• [To be done] Copy the lines from the line with "Patent image size: (1020, 498)." up to and including the line with "The coil element 158 is at (480, 274).", swapping "partial cross sectional view" for "partial sectional view" and leaving everything else as it is.

** BEGIN Task inputs **

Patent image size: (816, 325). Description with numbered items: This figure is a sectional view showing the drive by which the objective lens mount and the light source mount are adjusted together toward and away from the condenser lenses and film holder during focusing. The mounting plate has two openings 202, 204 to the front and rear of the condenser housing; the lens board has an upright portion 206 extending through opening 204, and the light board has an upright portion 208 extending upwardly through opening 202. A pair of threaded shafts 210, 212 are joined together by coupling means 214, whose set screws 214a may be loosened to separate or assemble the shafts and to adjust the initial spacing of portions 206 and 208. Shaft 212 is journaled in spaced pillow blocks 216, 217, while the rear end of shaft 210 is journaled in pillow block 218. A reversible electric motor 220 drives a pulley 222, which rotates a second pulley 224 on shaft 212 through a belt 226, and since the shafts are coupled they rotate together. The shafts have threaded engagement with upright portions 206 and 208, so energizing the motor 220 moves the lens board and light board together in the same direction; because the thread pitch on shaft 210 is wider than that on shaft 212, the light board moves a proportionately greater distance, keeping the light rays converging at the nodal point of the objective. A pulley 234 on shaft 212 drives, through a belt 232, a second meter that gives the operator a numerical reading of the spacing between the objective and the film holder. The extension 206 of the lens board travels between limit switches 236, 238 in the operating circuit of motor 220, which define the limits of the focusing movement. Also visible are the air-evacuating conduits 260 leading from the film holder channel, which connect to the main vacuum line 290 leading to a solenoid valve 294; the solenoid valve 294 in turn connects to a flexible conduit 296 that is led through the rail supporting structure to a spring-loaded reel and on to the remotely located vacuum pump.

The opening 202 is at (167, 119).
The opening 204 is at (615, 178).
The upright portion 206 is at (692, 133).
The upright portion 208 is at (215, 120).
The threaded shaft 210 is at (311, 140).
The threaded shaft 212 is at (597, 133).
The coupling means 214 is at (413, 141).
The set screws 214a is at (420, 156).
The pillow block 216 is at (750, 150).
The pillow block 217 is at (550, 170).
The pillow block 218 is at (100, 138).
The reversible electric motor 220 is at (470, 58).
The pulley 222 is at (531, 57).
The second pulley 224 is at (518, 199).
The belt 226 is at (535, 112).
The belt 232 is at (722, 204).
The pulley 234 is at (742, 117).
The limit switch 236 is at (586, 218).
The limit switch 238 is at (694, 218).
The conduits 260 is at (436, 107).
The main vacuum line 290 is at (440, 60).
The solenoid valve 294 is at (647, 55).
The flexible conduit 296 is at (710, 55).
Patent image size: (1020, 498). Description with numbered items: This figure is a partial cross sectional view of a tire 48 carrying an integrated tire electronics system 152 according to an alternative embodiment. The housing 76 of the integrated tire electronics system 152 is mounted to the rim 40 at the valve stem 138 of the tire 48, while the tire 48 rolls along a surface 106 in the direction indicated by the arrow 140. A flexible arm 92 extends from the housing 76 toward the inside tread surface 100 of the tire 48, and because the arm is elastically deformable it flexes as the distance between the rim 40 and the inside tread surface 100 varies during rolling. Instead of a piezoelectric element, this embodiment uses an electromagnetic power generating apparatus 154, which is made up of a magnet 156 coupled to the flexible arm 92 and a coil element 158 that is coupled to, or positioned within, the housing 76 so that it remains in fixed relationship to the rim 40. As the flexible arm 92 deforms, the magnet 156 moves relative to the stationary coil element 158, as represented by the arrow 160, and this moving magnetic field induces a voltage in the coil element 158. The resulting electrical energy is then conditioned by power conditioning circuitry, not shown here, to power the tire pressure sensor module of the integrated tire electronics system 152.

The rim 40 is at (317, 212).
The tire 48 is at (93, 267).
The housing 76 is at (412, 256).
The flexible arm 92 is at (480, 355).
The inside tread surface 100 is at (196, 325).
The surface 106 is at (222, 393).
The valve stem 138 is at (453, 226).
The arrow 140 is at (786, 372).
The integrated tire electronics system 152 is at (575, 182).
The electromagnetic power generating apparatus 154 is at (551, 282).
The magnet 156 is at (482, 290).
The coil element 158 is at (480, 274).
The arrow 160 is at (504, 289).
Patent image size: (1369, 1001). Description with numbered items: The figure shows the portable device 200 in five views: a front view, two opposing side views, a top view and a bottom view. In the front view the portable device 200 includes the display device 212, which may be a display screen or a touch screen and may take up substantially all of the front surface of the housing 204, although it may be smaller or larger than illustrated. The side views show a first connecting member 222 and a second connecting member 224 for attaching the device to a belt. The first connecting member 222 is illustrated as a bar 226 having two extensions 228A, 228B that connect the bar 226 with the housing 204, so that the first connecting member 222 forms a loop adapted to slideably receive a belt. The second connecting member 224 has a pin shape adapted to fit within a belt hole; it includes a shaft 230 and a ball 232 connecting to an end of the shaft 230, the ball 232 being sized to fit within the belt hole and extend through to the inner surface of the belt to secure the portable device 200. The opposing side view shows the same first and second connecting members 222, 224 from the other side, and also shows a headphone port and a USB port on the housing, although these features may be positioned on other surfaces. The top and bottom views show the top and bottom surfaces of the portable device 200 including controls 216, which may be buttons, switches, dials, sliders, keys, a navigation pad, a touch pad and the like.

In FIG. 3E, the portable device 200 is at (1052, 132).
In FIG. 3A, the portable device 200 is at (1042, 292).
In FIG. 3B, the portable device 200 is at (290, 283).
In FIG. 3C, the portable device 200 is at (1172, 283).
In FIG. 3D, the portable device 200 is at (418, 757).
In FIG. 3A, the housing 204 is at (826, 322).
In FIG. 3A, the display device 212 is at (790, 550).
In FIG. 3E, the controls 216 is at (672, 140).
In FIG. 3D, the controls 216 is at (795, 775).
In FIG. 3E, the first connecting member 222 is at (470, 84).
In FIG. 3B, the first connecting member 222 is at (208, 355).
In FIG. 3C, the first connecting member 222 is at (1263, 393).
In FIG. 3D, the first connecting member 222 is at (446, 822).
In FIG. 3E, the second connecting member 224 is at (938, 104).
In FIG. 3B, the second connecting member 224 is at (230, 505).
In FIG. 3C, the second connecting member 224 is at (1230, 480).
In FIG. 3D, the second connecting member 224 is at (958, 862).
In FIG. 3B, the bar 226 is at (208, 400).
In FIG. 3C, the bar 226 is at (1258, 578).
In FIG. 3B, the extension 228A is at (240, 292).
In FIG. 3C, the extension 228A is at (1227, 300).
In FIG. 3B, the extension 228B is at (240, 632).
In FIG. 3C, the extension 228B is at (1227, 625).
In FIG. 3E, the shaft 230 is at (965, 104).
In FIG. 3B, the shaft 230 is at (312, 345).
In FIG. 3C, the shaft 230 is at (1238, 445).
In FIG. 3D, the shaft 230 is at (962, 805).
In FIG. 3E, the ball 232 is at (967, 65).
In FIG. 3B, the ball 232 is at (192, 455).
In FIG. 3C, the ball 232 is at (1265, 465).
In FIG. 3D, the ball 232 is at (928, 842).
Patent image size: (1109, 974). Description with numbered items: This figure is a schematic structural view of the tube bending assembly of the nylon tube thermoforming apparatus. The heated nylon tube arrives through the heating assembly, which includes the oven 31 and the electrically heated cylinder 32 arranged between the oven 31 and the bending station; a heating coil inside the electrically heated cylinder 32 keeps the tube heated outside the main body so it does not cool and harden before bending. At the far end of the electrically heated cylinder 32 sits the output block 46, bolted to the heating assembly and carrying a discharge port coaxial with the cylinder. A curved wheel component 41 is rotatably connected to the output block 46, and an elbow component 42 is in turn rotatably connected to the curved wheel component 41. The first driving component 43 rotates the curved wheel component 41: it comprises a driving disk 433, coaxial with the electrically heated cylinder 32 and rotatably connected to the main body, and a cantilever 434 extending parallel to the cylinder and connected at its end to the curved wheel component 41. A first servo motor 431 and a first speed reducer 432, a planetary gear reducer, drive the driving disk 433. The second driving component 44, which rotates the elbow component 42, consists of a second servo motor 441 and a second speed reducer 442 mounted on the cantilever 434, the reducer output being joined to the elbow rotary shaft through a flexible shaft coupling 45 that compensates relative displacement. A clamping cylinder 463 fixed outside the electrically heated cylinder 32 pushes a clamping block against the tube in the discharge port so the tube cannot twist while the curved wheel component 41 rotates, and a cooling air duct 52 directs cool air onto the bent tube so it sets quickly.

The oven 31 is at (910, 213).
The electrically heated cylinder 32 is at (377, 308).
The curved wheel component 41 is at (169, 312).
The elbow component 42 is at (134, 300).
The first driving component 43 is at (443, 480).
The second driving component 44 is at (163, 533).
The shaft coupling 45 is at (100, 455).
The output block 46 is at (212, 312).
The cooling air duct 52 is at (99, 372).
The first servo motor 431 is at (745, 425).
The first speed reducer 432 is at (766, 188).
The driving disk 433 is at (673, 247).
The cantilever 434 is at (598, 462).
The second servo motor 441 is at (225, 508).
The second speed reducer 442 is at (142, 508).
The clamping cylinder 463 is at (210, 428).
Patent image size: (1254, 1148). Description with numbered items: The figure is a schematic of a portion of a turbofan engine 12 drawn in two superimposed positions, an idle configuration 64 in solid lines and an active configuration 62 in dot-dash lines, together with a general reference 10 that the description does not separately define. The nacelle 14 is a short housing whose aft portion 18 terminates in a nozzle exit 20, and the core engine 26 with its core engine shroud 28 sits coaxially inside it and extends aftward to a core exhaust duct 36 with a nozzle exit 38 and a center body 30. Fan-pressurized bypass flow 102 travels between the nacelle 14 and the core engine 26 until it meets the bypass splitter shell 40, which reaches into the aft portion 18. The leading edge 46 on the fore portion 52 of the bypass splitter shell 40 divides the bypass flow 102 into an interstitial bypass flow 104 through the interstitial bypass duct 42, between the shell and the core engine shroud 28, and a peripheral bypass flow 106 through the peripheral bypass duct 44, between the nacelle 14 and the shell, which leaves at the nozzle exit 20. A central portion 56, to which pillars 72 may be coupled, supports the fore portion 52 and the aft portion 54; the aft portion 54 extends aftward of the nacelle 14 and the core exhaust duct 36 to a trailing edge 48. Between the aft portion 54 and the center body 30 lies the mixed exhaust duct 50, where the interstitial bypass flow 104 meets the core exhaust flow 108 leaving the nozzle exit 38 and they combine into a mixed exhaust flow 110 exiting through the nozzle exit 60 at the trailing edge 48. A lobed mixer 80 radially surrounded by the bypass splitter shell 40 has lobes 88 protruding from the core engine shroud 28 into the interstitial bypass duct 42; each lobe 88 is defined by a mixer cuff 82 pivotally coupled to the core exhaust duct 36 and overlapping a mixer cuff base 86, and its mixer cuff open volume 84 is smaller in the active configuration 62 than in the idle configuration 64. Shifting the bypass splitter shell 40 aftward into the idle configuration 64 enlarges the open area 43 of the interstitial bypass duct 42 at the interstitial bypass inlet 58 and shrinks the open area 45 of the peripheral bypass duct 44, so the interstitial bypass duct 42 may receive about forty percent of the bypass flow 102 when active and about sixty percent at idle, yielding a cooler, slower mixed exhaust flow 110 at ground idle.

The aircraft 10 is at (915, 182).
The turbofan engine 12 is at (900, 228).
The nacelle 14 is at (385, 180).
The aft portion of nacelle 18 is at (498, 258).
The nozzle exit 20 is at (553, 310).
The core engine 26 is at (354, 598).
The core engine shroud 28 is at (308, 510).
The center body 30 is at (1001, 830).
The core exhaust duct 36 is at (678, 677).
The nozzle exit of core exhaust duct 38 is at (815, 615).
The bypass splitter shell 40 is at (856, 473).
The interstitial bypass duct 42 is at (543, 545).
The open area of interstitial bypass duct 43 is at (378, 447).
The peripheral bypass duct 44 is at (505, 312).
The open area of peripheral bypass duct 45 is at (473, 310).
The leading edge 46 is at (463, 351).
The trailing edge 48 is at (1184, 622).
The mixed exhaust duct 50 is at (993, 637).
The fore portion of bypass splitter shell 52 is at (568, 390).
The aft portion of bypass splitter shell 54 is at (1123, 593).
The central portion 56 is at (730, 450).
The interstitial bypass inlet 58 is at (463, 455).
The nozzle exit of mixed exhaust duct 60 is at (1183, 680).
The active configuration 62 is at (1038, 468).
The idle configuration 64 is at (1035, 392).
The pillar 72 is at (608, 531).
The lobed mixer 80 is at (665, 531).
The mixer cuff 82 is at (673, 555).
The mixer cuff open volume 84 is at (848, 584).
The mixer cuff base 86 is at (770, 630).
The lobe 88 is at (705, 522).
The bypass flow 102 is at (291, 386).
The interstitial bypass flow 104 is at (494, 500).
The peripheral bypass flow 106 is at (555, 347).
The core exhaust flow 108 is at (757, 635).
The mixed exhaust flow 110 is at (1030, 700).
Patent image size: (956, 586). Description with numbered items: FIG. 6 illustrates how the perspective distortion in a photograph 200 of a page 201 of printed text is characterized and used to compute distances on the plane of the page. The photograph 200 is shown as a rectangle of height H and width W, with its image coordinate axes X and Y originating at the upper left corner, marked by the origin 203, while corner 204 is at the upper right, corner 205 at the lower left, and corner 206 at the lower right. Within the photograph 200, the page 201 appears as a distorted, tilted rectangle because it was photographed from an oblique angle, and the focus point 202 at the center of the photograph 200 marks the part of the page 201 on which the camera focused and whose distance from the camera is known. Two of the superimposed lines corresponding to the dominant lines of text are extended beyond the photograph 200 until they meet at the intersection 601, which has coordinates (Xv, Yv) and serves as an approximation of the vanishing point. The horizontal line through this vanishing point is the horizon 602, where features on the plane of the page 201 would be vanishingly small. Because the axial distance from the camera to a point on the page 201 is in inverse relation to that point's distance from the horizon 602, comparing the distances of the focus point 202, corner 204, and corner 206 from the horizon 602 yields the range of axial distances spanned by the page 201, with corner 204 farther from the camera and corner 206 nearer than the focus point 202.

** END Task inputs **

• [Result]
Patent image size: (1020, 498). Description with numbered items: This figure is a partial sectional view of a tire 48 carrying an integrated tire electronics system 152 according to an alternative embodiment. The housing 76 of the integrated tire electronics system 152 is mounted to the rim 40 at the valve stem 138 of the tire 48, while the tire 48 rolls along a surface 106 in the direction indicated by the arrow 140. A flexible arm 92 extends from the housing 76 toward the inside tread surface 100 of the tire 48, and because the arm is elastically deformable it flexes as the distance between the rim 40 and the inside tread surface 100 varies during rolling. Instead of a piezoelectric element, this embodiment uses an electromagnetic power generating apparatus 154, which is made up of a magnet 156 coupled to the flexible arm 92 and a coil element 158 that is coupled to, or positioned within, the housing 76 so that it remains in fixed relationship to the rim 40. As the flexible arm 92 deforms, the magnet 156 moves relative to the stationary coil element 158, as represented by the arrow 160, and this moving magnetic field induces a voltage in the coil element 158. The resulting electrical energy is then conditioned by power conditioning circuitry, not shown here, to power the tire pressure sensor module of the integrated tire electronics system 152.

The rim 40 is at (317, 212).
The tire 48 is at (93, 267).
The housing 76 is at (412, 256).
The flexible arm 92 is at (480, 355).
The inside tread surface 100 is at (196, 325).
The surface 106 is at (222, 393).
The valve stem 138 is at (453, 226).
The arrow 140 is at (786, 372).
The integrated tire electronics system 152 is at (575, 182).
The electromagnetic power generating apparatus 154 is at (551, 282).
The magnet 156 is at (482, 290).
The coil element 158 is at (480, 274).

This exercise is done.